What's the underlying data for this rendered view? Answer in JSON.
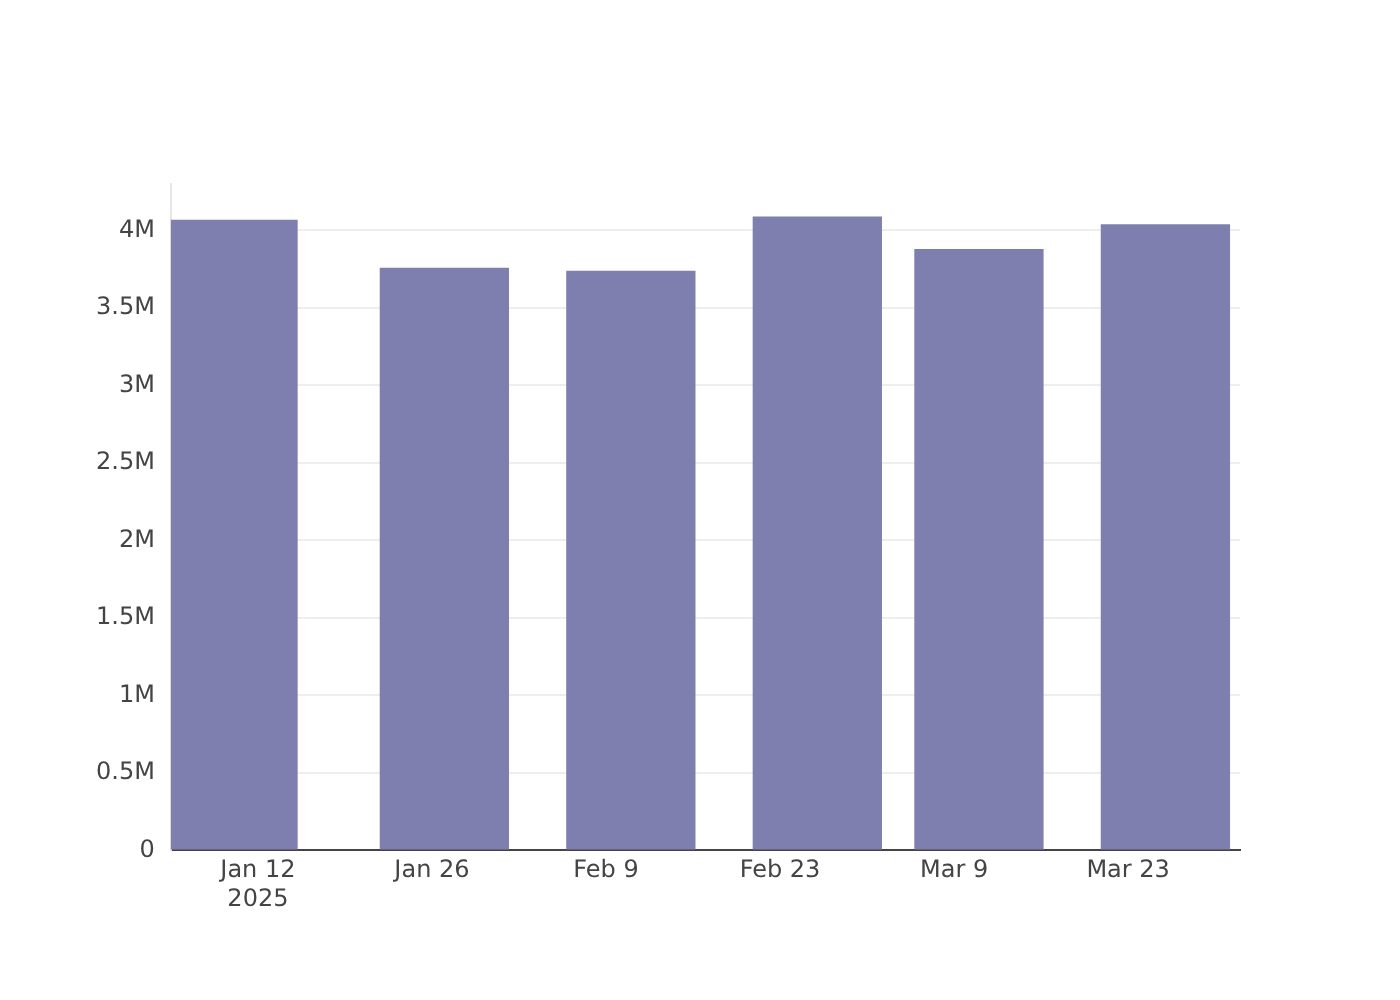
{
  "chart_data": {
    "type": "bar",
    "x": [
      "2025-01-10",
      "2025-01-27",
      "2025-02-11",
      "2025-02-26",
      "2025-03-11",
      "2025-03-26"
    ],
    "values": [
      4070000,
      3760000,
      3740000,
      4090000,
      3880000,
      4040000
    ],
    "color": "#7f7faf",
    "xlim": [
      "2025-01-05",
      "2025-04-01"
    ],
    "xticks": [
      {
        "value": "2025-01-12",
        "label": "Jan 12\n2025"
      },
      {
        "value": "2025-01-26",
        "label": "Jan 26"
      },
      {
        "value": "2025-02-09",
        "label": "Feb 9"
      },
      {
        "value": "2025-02-23",
        "label": "Feb 23"
      },
      {
        "value": "2025-03-09",
        "label": "Mar 9"
      },
      {
        "value": "2025-03-23",
        "label": "Mar 23"
      }
    ],
    "ylim": [
      0,
      4300000
    ],
    "yticks": [
      {
        "value": 0,
        "label": "0"
      },
      {
        "value": 500000,
        "label": "0.5M"
      },
      {
        "value": 1000000,
        "label": "1M"
      },
      {
        "value": 1500000,
        "label": "1.5M"
      },
      {
        "value": 2000000,
        "label": "2M"
      },
      {
        "value": 2500000,
        "label": "2.5M"
      },
      {
        "value": 3000000,
        "label": "3M"
      },
      {
        "value": 3500000,
        "label": "3.5M"
      },
      {
        "value": 4000000,
        "label": "4M"
      }
    ],
    "grid": "y"
  }
}
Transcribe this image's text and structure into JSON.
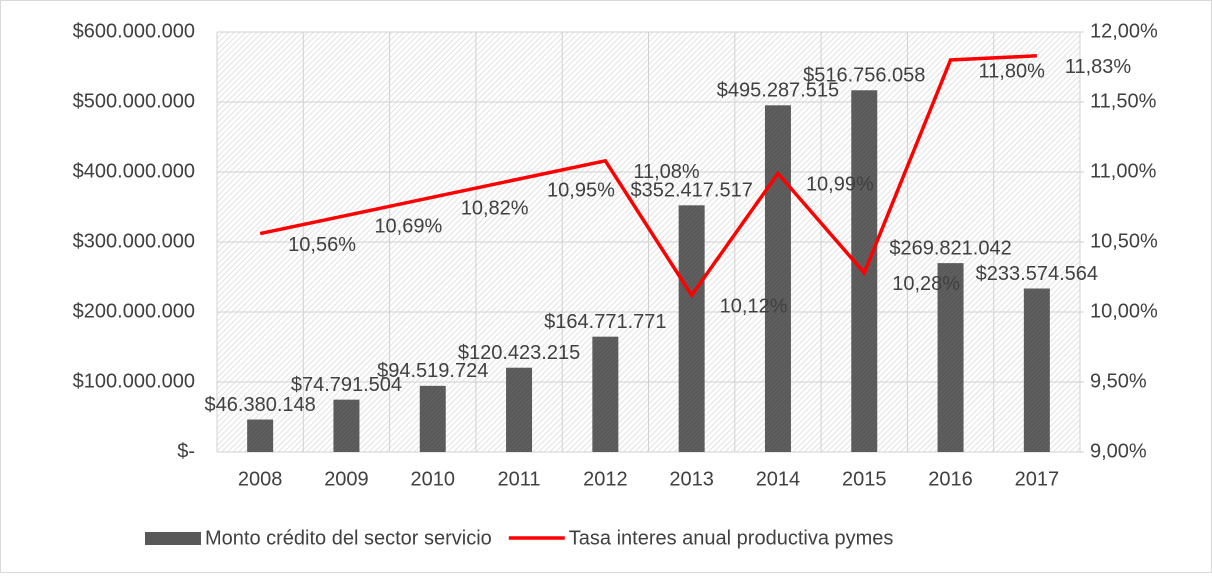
{
  "chart_data": {
    "type": "combo",
    "categories": [
      "2008",
      "2009",
      "2010",
      "2011",
      "2012",
      "2013",
      "2014",
      "2015",
      "2016",
      "2017"
    ],
    "series": [
      {
        "name": "Monto crédito del sector servicio",
        "type": "bar",
        "color": "#595959",
        "values": [
          46380148,
          74791504,
          94519724,
          120423215,
          164771771,
          352417517,
          495287515,
          516756058,
          269821042,
          233574564
        ],
        "value_labels": [
          "$46.380.148",
          "$74.791.504",
          "$94.519.724",
          "$120.423.215",
          "$164.771.771",
          "$352.417.517",
          "$495.287.515",
          "$516.756.058",
          "$269.821.042",
          "$233.574.564"
        ]
      },
      {
        "name": "Tasa interes anual productiva pymes",
        "type": "line",
        "axis": "y2",
        "color": "#ff0000",
        "values": [
          10.56,
          10.69,
          10.82,
          10.95,
          11.08,
          10.12,
          10.99,
          10.28,
          11.8,
          11.83
        ],
        "value_labels": [
          "10,56%",
          "10,69%",
          "10,82%",
          "10,95%",
          "11,08%",
          "10,12%",
          "10,99%",
          "10,28%",
          "11,80%",
          "11,83%"
        ]
      }
    ],
    "ylim": [
      0,
      600000000
    ],
    "yticks": [
      {
        "value": 0,
        "label": "$-"
      },
      {
        "value": 100000000,
        "label": "$100.000.000"
      },
      {
        "value": 200000000,
        "label": "$200.000.000"
      },
      {
        "value": 300000000,
        "label": "$300.000.000"
      },
      {
        "value": 400000000,
        "label": "$400.000.000"
      },
      {
        "value": 500000000,
        "label": "$500.000.000"
      },
      {
        "value": 600000000,
        "label": "$600.000.000"
      }
    ],
    "y2lim": [
      9,
      12
    ],
    "y2ticks": [
      {
        "value": 9,
        "label": "9,00%"
      },
      {
        "value": 9.5,
        "label": "9,50%"
      },
      {
        "value": 10,
        "label": "10,00%"
      },
      {
        "value": 10.5,
        "label": "10,50%"
      },
      {
        "value": 11,
        "label": "11,00%"
      },
      {
        "value": 11.5,
        "label": "11,50%"
      },
      {
        "value": 12,
        "label": "12,00%"
      }
    ],
    "grid": true,
    "legend": "bottom"
  }
}
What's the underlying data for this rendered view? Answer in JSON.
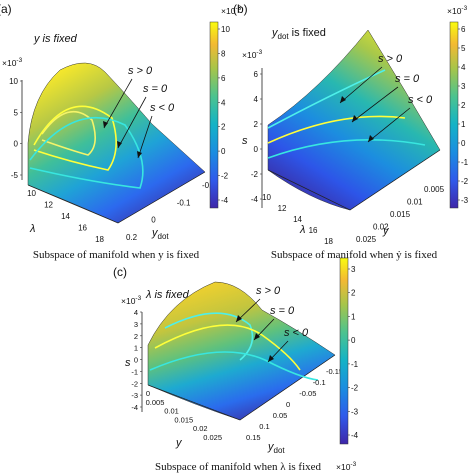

=-=-=

OBJECTIVE
Your answer should be a single number: the count of lines in the data that include the word "color".

THE ANSWER
3